** BEGIN Material to process **

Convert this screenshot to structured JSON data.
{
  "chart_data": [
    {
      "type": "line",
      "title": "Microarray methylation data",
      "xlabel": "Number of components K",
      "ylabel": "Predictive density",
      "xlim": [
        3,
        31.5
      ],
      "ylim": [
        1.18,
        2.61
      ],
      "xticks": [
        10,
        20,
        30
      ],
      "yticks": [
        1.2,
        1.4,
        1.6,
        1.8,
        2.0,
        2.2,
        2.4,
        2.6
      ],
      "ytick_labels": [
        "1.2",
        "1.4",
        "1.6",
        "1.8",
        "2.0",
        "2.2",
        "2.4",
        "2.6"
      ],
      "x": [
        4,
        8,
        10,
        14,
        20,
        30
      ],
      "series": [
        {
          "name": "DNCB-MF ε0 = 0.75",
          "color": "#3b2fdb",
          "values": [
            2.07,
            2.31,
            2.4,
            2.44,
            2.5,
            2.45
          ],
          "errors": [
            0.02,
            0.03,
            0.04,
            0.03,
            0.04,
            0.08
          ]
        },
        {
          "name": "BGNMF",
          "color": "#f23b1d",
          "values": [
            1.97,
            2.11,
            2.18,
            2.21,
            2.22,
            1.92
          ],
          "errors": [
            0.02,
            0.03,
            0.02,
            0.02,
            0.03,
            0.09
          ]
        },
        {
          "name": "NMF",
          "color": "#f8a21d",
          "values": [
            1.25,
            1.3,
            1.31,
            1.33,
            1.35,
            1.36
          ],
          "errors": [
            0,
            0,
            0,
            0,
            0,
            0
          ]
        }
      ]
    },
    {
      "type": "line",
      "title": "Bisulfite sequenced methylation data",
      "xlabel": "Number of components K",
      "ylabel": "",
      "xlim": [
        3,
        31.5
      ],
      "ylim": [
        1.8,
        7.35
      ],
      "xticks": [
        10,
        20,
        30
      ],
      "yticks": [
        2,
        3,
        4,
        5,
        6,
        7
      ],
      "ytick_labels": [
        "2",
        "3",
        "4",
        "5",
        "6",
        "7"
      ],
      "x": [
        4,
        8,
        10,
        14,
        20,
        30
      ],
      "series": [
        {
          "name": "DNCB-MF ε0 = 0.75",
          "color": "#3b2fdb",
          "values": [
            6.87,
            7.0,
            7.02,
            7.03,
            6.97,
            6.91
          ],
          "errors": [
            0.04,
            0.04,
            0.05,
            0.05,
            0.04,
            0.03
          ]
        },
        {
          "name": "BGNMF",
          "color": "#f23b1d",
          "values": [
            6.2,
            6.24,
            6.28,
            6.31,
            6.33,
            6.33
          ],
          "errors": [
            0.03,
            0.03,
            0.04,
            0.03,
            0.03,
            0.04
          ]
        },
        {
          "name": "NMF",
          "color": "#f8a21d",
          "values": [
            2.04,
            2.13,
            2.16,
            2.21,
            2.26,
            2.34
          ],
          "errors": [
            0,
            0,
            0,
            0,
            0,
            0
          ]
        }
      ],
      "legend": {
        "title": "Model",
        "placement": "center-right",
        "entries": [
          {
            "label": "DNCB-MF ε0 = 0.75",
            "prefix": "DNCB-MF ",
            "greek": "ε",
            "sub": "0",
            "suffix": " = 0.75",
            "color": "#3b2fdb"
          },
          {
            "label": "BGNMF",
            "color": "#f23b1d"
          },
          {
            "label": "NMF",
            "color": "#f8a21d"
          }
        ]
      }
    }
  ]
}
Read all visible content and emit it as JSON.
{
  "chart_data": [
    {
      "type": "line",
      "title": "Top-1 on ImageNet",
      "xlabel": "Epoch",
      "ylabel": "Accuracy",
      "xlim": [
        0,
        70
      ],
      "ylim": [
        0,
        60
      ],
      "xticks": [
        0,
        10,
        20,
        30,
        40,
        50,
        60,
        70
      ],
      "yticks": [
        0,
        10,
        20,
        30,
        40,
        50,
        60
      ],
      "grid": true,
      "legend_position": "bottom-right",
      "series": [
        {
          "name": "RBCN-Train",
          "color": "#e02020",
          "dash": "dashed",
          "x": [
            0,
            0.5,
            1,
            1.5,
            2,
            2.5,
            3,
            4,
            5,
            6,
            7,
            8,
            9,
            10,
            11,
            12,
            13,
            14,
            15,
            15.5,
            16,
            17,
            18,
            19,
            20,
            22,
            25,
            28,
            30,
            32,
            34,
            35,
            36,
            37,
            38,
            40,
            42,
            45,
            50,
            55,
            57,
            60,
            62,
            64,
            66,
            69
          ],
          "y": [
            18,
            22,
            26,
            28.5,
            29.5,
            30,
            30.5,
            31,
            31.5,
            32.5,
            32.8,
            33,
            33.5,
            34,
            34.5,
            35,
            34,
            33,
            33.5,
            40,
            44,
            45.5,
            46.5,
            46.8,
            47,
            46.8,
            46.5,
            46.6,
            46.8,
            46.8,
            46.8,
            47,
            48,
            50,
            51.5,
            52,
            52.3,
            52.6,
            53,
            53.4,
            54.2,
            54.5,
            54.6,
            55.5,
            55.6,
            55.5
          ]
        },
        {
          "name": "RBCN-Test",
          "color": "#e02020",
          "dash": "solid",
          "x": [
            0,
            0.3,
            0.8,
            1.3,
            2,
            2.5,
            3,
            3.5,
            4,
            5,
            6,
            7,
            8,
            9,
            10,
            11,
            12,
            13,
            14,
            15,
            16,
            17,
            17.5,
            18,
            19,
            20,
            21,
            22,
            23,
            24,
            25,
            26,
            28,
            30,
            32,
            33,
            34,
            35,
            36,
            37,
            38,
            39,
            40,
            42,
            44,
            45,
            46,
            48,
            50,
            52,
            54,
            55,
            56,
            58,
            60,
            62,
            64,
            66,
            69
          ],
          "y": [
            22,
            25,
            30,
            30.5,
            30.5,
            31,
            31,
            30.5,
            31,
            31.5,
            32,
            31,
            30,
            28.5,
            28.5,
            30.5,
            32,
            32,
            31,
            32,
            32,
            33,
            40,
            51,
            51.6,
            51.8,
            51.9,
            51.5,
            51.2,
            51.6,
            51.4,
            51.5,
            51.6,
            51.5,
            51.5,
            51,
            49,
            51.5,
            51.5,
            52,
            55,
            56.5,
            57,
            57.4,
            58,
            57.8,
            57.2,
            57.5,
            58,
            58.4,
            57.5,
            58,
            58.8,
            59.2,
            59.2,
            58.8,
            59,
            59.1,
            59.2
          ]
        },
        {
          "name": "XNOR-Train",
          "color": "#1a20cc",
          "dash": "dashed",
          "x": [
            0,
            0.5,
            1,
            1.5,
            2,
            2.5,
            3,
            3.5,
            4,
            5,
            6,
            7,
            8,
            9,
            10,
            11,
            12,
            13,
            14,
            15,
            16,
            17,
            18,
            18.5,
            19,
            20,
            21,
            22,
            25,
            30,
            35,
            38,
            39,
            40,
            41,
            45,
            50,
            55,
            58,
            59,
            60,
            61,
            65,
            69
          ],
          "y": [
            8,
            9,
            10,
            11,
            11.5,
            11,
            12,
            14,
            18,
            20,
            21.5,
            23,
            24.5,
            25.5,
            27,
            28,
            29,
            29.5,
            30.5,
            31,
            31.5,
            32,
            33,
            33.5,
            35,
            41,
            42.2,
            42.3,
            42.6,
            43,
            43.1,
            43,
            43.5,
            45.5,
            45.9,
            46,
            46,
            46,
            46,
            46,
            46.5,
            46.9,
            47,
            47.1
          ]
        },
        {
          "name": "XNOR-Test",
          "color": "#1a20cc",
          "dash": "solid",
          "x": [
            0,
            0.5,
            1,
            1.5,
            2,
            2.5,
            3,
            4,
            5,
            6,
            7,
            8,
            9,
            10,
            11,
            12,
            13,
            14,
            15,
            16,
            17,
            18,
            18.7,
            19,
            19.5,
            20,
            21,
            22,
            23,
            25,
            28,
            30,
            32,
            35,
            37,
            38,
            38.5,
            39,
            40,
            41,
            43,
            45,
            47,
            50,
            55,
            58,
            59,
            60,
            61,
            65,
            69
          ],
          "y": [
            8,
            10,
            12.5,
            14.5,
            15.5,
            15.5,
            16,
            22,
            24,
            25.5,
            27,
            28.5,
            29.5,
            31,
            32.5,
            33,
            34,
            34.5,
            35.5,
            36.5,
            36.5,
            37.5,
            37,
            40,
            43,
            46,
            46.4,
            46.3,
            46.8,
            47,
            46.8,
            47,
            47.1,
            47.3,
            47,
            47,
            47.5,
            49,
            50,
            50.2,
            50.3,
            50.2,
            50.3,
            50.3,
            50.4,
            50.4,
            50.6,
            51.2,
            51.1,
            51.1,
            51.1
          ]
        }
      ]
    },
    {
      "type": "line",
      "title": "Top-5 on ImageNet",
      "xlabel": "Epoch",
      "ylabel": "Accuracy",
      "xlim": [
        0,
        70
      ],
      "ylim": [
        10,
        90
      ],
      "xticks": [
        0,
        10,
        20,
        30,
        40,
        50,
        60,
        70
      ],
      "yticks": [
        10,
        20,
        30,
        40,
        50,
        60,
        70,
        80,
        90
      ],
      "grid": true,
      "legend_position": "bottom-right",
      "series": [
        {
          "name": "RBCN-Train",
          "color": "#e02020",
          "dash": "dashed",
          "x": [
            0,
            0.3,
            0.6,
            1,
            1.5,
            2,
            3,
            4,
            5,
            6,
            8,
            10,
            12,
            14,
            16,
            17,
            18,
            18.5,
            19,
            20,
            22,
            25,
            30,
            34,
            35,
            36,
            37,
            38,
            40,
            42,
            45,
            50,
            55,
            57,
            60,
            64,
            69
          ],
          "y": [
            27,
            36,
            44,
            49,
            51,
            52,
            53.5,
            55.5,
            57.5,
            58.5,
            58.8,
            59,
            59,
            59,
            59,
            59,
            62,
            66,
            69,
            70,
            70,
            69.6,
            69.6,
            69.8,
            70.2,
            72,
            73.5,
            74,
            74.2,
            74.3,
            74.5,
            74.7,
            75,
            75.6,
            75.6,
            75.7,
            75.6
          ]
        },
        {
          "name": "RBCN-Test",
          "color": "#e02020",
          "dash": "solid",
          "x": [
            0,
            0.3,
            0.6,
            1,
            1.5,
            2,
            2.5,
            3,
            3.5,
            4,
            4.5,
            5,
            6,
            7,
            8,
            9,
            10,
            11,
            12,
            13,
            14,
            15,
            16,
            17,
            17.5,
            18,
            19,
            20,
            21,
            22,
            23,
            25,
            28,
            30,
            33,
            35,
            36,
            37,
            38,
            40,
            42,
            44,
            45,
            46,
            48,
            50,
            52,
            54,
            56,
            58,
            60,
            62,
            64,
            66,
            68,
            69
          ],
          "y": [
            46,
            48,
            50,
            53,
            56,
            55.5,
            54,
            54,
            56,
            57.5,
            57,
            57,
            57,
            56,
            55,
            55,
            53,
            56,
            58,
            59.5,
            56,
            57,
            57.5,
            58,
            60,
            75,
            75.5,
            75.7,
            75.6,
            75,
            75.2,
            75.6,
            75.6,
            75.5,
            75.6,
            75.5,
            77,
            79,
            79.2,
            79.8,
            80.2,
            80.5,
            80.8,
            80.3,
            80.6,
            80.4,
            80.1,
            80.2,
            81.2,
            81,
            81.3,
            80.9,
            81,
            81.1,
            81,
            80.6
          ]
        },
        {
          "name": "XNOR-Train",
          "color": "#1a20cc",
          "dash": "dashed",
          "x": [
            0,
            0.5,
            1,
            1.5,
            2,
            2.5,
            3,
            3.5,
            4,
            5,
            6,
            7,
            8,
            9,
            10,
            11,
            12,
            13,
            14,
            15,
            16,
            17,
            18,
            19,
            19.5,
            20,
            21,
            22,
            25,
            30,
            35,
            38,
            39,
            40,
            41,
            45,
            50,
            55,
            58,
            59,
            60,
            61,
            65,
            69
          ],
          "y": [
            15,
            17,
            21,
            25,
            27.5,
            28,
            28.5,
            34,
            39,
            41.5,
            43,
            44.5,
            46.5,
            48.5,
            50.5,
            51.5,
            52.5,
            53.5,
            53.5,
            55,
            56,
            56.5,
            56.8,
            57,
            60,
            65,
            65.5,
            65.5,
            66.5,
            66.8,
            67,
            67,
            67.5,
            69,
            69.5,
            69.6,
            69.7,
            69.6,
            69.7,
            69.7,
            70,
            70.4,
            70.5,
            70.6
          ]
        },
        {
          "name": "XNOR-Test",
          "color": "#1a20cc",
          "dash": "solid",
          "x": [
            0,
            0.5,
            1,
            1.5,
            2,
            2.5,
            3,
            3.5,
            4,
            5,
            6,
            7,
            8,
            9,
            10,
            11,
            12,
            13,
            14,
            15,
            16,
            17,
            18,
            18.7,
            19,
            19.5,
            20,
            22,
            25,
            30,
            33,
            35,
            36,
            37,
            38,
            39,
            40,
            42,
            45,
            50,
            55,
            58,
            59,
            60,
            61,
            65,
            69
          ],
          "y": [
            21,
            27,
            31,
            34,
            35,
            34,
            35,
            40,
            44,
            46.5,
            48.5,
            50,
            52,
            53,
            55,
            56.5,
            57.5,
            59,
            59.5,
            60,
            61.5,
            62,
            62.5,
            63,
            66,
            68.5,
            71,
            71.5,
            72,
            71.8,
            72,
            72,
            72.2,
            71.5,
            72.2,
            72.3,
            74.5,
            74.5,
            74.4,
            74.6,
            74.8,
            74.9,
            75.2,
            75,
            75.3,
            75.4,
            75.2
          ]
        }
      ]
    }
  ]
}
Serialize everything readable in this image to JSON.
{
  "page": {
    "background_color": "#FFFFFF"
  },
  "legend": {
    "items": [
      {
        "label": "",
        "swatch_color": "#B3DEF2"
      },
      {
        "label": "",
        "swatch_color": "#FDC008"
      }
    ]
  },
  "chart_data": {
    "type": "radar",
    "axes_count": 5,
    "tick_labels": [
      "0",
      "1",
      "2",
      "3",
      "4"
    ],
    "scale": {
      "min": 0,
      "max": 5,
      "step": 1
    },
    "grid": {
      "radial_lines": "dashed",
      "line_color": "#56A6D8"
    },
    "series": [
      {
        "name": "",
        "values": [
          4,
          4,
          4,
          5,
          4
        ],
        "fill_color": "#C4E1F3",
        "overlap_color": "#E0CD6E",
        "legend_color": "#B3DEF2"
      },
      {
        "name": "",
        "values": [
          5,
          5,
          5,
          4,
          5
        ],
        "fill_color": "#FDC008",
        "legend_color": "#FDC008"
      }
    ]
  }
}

** END Material to process **

**What is expected**
Pick out every line above that holds the word "methylation" and copy it.

**Response to the exercise**
      "title": "Microarray methylation data",
      "title": "Bisulfite sequenced methylation data",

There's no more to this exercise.